_DO THIS:_ All lines from the line containing "Convert this screenshot" up to and including the last line of the listing below should be echoed exactly; no other lines belong in the response.

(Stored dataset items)

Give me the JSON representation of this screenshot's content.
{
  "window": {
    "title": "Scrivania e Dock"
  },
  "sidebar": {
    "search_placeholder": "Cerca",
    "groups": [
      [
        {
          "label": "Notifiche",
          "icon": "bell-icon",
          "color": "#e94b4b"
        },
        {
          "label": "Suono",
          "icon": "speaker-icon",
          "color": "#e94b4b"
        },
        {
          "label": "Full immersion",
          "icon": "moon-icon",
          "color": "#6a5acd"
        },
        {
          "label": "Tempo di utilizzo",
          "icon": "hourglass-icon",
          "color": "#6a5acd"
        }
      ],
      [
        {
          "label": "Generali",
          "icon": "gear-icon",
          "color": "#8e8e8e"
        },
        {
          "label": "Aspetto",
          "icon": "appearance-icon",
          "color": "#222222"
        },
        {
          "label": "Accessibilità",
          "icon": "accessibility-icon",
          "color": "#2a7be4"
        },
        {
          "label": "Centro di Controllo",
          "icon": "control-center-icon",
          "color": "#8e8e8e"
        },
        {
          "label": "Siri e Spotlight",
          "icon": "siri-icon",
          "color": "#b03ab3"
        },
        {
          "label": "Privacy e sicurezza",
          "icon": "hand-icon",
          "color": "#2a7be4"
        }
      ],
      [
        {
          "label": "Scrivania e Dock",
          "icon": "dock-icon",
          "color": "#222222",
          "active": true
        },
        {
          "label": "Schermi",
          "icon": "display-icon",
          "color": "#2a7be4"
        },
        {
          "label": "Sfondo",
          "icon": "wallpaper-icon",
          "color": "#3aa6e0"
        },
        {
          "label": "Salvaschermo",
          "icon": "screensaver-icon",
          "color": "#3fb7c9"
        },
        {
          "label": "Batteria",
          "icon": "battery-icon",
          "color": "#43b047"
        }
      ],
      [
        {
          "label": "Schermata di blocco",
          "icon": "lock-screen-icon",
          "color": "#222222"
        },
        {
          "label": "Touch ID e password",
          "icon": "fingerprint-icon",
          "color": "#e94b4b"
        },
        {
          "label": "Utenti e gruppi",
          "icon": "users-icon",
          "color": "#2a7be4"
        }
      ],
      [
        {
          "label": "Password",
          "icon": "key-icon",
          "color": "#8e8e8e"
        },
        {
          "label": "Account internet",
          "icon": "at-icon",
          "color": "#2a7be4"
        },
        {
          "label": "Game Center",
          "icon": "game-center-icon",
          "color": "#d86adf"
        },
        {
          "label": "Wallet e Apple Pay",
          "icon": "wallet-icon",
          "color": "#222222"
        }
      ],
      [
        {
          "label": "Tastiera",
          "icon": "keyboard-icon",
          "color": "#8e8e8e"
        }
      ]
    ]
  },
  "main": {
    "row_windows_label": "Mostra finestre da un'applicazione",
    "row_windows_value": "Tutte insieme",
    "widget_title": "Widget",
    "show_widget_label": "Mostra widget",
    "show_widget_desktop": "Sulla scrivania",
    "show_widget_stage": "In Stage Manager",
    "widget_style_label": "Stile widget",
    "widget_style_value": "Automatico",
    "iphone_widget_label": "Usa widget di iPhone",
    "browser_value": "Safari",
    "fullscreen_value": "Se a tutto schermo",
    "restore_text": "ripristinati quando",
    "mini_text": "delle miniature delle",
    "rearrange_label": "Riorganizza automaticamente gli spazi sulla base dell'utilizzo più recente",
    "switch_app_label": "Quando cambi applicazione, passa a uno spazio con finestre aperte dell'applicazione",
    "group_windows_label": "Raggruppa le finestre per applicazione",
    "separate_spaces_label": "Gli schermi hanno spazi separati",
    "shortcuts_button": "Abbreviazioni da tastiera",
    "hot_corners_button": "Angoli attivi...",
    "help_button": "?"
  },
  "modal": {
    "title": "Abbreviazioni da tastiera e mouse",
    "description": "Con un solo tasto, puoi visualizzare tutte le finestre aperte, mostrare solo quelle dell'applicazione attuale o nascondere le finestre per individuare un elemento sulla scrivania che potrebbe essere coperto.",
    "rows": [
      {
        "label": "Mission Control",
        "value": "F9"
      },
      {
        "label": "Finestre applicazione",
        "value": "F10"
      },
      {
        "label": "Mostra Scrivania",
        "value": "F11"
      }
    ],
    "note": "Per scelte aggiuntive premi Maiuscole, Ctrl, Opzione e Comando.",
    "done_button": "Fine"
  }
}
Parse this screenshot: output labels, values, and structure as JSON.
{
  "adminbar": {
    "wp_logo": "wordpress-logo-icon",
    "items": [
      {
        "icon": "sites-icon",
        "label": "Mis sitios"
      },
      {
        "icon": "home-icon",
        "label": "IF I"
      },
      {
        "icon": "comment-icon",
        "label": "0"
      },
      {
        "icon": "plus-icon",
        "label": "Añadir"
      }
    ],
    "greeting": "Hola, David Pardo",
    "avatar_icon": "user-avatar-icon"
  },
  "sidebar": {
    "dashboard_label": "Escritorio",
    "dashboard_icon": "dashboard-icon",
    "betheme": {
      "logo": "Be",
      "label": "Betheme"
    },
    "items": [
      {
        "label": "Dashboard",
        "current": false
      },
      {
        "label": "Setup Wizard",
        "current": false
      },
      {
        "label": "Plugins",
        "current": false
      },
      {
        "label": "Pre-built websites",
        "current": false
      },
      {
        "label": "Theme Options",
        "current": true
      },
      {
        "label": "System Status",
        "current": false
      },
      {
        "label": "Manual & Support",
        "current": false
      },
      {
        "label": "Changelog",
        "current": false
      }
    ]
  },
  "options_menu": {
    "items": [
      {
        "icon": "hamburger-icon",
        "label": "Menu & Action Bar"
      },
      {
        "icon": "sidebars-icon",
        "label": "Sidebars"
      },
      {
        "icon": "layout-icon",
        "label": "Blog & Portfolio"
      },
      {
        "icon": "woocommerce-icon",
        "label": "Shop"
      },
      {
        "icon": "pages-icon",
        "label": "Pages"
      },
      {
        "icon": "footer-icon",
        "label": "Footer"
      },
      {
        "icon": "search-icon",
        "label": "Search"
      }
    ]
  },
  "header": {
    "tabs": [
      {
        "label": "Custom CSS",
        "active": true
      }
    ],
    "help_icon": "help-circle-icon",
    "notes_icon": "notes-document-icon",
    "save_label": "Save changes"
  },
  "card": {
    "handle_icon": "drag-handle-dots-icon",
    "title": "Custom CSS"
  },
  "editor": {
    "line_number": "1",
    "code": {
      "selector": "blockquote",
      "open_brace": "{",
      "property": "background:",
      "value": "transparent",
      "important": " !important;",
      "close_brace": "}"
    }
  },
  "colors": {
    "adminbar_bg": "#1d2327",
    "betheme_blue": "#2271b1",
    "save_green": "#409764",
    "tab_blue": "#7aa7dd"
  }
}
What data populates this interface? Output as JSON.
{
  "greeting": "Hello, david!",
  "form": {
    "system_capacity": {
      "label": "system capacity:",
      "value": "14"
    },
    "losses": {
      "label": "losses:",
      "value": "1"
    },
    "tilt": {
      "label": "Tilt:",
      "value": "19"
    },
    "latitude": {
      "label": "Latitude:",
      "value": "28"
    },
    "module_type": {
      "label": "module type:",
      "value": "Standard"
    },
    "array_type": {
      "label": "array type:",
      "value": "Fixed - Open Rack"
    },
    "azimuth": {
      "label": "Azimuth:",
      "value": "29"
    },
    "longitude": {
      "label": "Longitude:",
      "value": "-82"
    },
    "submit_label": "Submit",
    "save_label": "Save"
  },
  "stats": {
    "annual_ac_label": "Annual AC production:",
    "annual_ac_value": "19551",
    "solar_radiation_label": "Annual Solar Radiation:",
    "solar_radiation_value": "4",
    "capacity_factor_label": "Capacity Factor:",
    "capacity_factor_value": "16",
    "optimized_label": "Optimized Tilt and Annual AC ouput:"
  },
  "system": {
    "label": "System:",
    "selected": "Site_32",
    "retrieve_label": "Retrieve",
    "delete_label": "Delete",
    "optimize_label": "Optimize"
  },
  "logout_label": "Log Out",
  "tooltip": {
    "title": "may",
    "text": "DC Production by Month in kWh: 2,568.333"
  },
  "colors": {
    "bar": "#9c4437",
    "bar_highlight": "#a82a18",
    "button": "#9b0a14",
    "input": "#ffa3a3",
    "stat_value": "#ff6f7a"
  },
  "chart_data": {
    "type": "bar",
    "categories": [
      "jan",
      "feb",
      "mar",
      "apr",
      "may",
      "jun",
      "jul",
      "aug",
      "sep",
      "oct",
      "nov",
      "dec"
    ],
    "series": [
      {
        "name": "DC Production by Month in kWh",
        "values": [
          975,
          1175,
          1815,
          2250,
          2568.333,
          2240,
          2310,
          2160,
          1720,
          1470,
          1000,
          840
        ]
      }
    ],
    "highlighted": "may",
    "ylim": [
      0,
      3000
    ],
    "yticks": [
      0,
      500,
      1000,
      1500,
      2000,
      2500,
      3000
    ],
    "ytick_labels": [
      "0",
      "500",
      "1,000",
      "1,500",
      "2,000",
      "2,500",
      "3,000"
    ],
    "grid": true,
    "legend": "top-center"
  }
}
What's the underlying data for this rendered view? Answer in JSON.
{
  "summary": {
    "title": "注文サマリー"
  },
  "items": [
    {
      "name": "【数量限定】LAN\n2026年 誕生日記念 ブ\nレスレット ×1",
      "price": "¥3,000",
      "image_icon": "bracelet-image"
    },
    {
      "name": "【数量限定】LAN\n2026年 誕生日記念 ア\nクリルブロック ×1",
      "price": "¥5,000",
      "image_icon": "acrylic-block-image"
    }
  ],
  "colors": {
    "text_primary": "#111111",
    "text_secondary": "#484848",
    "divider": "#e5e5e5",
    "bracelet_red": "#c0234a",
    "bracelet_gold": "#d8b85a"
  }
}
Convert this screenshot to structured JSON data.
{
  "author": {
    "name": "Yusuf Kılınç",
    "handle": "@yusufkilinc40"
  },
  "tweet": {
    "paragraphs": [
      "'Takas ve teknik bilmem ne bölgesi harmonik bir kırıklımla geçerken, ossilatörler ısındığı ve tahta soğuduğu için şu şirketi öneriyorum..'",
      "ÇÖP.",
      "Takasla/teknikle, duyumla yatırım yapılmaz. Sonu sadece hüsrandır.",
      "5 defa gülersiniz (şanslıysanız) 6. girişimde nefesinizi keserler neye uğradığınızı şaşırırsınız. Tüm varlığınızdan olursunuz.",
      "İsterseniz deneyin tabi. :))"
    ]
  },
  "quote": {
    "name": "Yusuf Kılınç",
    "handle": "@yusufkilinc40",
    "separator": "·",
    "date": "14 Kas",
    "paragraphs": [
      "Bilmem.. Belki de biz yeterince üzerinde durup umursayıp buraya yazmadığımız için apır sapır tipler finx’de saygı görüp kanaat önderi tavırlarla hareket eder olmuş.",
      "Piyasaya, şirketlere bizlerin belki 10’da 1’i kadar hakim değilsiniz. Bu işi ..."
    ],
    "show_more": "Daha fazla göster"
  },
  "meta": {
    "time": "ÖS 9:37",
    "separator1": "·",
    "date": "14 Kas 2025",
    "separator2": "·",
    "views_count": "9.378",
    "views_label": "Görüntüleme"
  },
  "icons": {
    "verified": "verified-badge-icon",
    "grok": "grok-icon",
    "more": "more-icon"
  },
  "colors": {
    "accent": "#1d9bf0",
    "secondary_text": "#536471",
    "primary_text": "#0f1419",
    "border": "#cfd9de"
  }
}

_RESULT BELOW:_
Convert this screenshot to structured JSON data.
{
  "author": {
    "name": "Yusuf Kılınç",
    "handle": "@yusufkilinc40"
  },
  "tweet": {
    "paragraphs": [
      "'Takas ve teknik bilmem ne bölgesi harmonik bir kırıklımla geçerken, ossilatörler ısındığı ve tahta soğuduğu için şu şirketi öneriyorum..'",
      "ÇÖP.",
      "Takasla/teknikle, duyumla yatırım yapılmaz. Sonu sadece hüsrandır.",
      "5 defa gülersiniz (şanslıysanız) 6. girişimde nefesinizi keserler neye uğradığınızı şaşırırsınız. Tüm varlığınızdan olursunuz.",
      "İsterseniz deneyin tabi. :))"
    ]
  },
  "quote": {
    "name": "Yusuf Kılınç",
    "handle": "@yusufkilinc40",
    "separator": "·",
    "date": "14 Kas",
    "paragraphs": [
      "Bilmem.. Belki de biz yeterince üzerinde durup umursayıp buraya yazmadığımız için apır sapır tipler finx’de saygı görüp kanaat önderi tavırlarla hareket eder olmuş.",
      "Piyasaya, şirketlere bizlerin belki 10’da 1’i kadar hakim değilsiniz. Bu işi ..."
    ],
    "show_more": "Daha fazla göster"
  },
  "meta": {
    "time": "ÖS 9:37",
    "separator1": "·",
    "date": "14 Kas 2025",
    "separator2": "·",
    "views_count": "9.378",
    "views_label": "Görüntüleme"
  },
  "icons": {
    "verified": "verified-badge-icon",
    "grok": "grok-icon",
    "more": "more-icon"
  },
  "colors": {
    "accent": "#1d9bf0",
    "secondary_text": "#536471",
    "primary_text": "#0f1419",
    "border": "#cfd9de"
  }
}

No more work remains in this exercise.